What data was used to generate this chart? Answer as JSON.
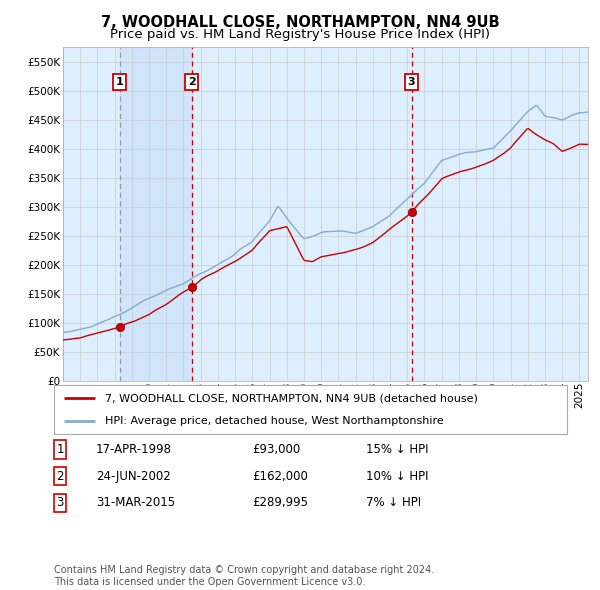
{
  "title": "7, WOODHALL CLOSE, NORTHAMPTON, NN4 9UB",
  "subtitle": "Price paid vs. HM Land Registry's House Price Index (HPI)",
  "ylim": [
    0,
    575000
  ],
  "yticks": [
    0,
    50000,
    100000,
    150000,
    200000,
    250000,
    300000,
    350000,
    400000,
    450000,
    500000,
    550000
  ],
  "ytick_labels": [
    "£0",
    "£50K",
    "£100K",
    "£150K",
    "£200K",
    "£250K",
    "£300K",
    "£350K",
    "£400K",
    "£450K",
    "£500K",
    "£550K"
  ],
  "xlim_start": 1995.0,
  "xlim_end": 2025.5,
  "transaction_color": "#cc0000",
  "hpi_color": "#88aacc",
  "background_color": "#ddeeff",
  "plot_bg_color": "#ffffff",
  "grid_color": "#cccccc",
  "transactions": [
    {
      "date_num": 1998.29,
      "price": 93000,
      "label": "1"
    },
    {
      "date_num": 2002.48,
      "price": 162000,
      "label": "2"
    },
    {
      "date_num": 2015.25,
      "price": 289995,
      "label": "3"
    }
  ],
  "legend_entries": [
    "7, WOODHALL CLOSE, NORTHAMPTON, NN4 9UB (detached house)",
    "HPI: Average price, detached house, West Northamptonshire"
  ],
  "table_rows": [
    {
      "label": "1",
      "date": "17-APR-1998",
      "price": "£93,000",
      "hpi": "15% ↓ HPI"
    },
    {
      "label": "2",
      "date": "24-JUN-2002",
      "price": "£162,000",
      "hpi": "10% ↓ HPI"
    },
    {
      "label": "3",
      "date": "31-MAR-2015",
      "price": "£289,995",
      "hpi": "7% ↓ HPI"
    }
  ],
  "footnote": "Contains HM Land Registry data © Crown copyright and database right 2024.\nThis data is licensed under the Open Government Licence v3.0.",
  "title_fontsize": 10.5,
  "subtitle_fontsize": 9.5,
  "tick_fontsize": 7.5,
  "legend_fontsize": 8,
  "table_fontsize": 8.5,
  "footnote_fontsize": 7
}
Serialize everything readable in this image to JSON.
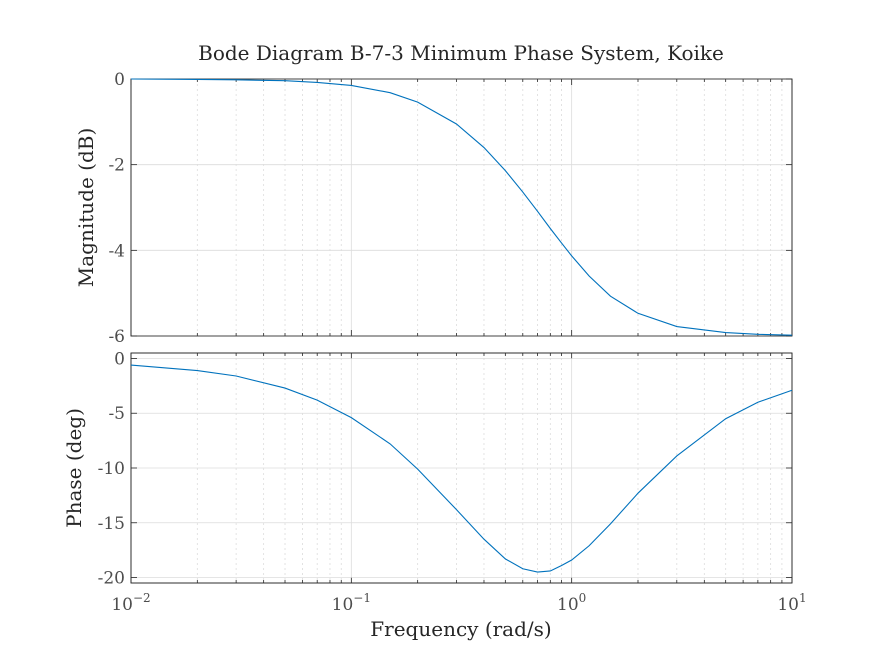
{
  "chart_data": {
    "type": "line",
    "title": "Bode Diagram B-7-3 Minimum Phase System, Koike",
    "xlabel": "Frequency (rad/s)",
    "xscale": "log",
    "xlim": [
      0.01,
      10
    ],
    "x_ticks": [
      {
        "value": 0.01,
        "base": "10",
        "exp": "−2"
      },
      {
        "value": 0.1,
        "base": "10",
        "exp": "−1"
      },
      {
        "value": 1,
        "base": "10",
        "exp": "0"
      },
      {
        "value": 10,
        "base": "10",
        "exp": "1"
      }
    ],
    "grid": true,
    "line_color": "#0072bd",
    "x": [
      0.01,
      0.02,
      0.03,
      0.05,
      0.07,
      0.1,
      0.15,
      0.2,
      0.3,
      0.4,
      0.5,
      0.6,
      0.7,
      0.8,
      0.9,
      1.0,
      1.2,
      1.5,
      2.0,
      3.0,
      5.0,
      7.0,
      10.0
    ],
    "panels": [
      {
        "ylabel": "Magnitude (dB)",
        "ylim": [
          -6,
          0
        ],
        "yticks": [
          0,
          -2,
          -4,
          -6
        ],
        "y": [
          0.0,
          -0.01,
          -0.02,
          -0.04,
          -0.08,
          -0.15,
          -0.32,
          -0.54,
          -1.05,
          -1.6,
          -2.14,
          -2.64,
          -3.09,
          -3.49,
          -3.83,
          -4.13,
          -4.6,
          -5.07,
          -5.47,
          -5.78,
          -5.92,
          -5.96,
          -5.98
        ]
      },
      {
        "ylabel": "Phase (deg)",
        "ylim": [
          -20.5,
          0.5
        ],
        "yticks": [
          0,
          -5,
          -10,
          -15,
          -20
        ],
        "y": [
          -0.6,
          -1.1,
          -1.6,
          -2.7,
          -3.8,
          -5.4,
          -7.8,
          -10.1,
          -13.8,
          -16.5,
          -18.3,
          -19.2,
          -19.5,
          -19.4,
          -18.9,
          -18.4,
          -17.1,
          -15.1,
          -12.3,
          -8.9,
          -5.5,
          -4.0,
          -2.9
        ]
      }
    ]
  }
}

What to do
Write the records out once more, exactly as they appear, with no pictures.

Exercise answer
What data was used to generate this chart? Answer as JSON.
{
  "title": "7, WOODHALL CLOSE, NORTHAMPTON, NN4 9UB",
  "subtitle": "Price paid vs. HM Land Registry's House Price Index (HPI)",
  "ylim": [
    0,
    575000
  ],
  "yticks": [
    0,
    50000,
    100000,
    150000,
    200000,
    250000,
    300000,
    350000,
    400000,
    450000,
    500000,
    550000
  ],
  "ytick_labels": [
    "£0",
    "£50K",
    "£100K",
    "£150K",
    "£200K",
    "£250K",
    "£300K",
    "£350K",
    "£400K",
    "£450K",
    "£500K",
    "£550K"
  ],
  "xlim_start": 1995.0,
  "xlim_end": 2025.5,
  "transaction_color": "#cc0000",
  "hpi_color": "#88aacc",
  "background_color": "#ddeeff",
  "plot_bg_color": "#ffffff",
  "grid_color": "#cccccc",
  "transactions": [
    {
      "date_num": 1998.29,
      "price": 93000,
      "label": "1"
    },
    {
      "date_num": 2002.48,
      "price": 162000,
      "label": "2"
    },
    {
      "date_num": 2015.25,
      "price": 289995,
      "label": "3"
    }
  ],
  "legend_entries": [
    "7, WOODHALL CLOSE, NORTHAMPTON, NN4 9UB (detached house)",
    "HPI: Average price, detached house, West Northamptonshire"
  ],
  "table_rows": [
    {
      "label": "1",
      "date": "17-APR-1998",
      "price": "£93,000",
      "hpi": "15% ↓ HPI"
    },
    {
      "label": "2",
      "date": "24-JUN-2002",
      "price": "£162,000",
      "hpi": "10% ↓ HPI"
    },
    {
      "label": "3",
      "date": "31-MAR-2015",
      "price": "£289,995",
      "hpi": "7% ↓ HPI"
    }
  ],
  "footnote": "Contains HM Land Registry data © Crown copyright and database right 2024.\nThis data is licensed under the Open Government Licence v3.0.",
  "title_fontsize": 10.5,
  "subtitle_fontsize": 9.5,
  "tick_fontsize": 7.5,
  "legend_fontsize": 8,
  "table_fontsize": 8.5,
  "footnote_fontsize": 7
}
Serialize everything readable in this image to JSON.
{
  "chart_data": {
    "type": "line",
    "title": "Bode Diagram B-7-3 Minimum Phase System, Koike",
    "xlabel": "Frequency (rad/s)",
    "xscale": "log",
    "xlim": [
      0.01,
      10
    ],
    "x_ticks": [
      {
        "value": 0.01,
        "base": "10",
        "exp": "−2"
      },
      {
        "value": 0.1,
        "base": "10",
        "exp": "−1"
      },
      {
        "value": 1,
        "base": "10",
        "exp": "0"
      },
      {
        "value": 10,
        "base": "10",
        "exp": "1"
      }
    ],
    "grid": true,
    "line_color": "#0072bd",
    "x": [
      0.01,
      0.02,
      0.03,
      0.05,
      0.07,
      0.1,
      0.15,
      0.2,
      0.3,
      0.4,
      0.5,
      0.6,
      0.7,
      0.8,
      0.9,
      1.0,
      1.2,
      1.5,
      2.0,
      3.0,
      5.0,
      7.0,
      10.0
    ],
    "panels": [
      {
        "ylabel": "Magnitude (dB)",
        "ylim": [
          -6,
          0
        ],
        "yticks": [
          0,
          -2,
          -4,
          -6
        ],
        "y": [
          0.0,
          -0.01,
          -0.02,
          -0.04,
          -0.08,
          -0.15,
          -0.32,
          -0.54,
          -1.05,
          -1.6,
          -2.14,
          -2.64,
          -3.09,
          -3.49,
          -3.83,
          -4.13,
          -4.6,
          -5.07,
          -5.47,
          -5.78,
          -5.92,
          -5.96,
          -5.98
        ]
      },
      {
        "ylabel": "Phase (deg)",
        "ylim": [
          -20.5,
          0.5
        ],
        "yticks": [
          0,
          -5,
          -10,
          -15,
          -20
        ],
        "y": [
          -0.6,
          -1.1,
          -1.6,
          -2.7,
          -3.8,
          -5.4,
          -7.8,
          -10.1,
          -13.8,
          -16.5,
          -18.3,
          -19.2,
          -19.5,
          -19.4,
          -18.9,
          -18.4,
          -17.1,
          -15.1,
          -12.3,
          -8.9,
          -5.5,
          -4.0,
          -2.9
        ]
      }
    ]
  }
}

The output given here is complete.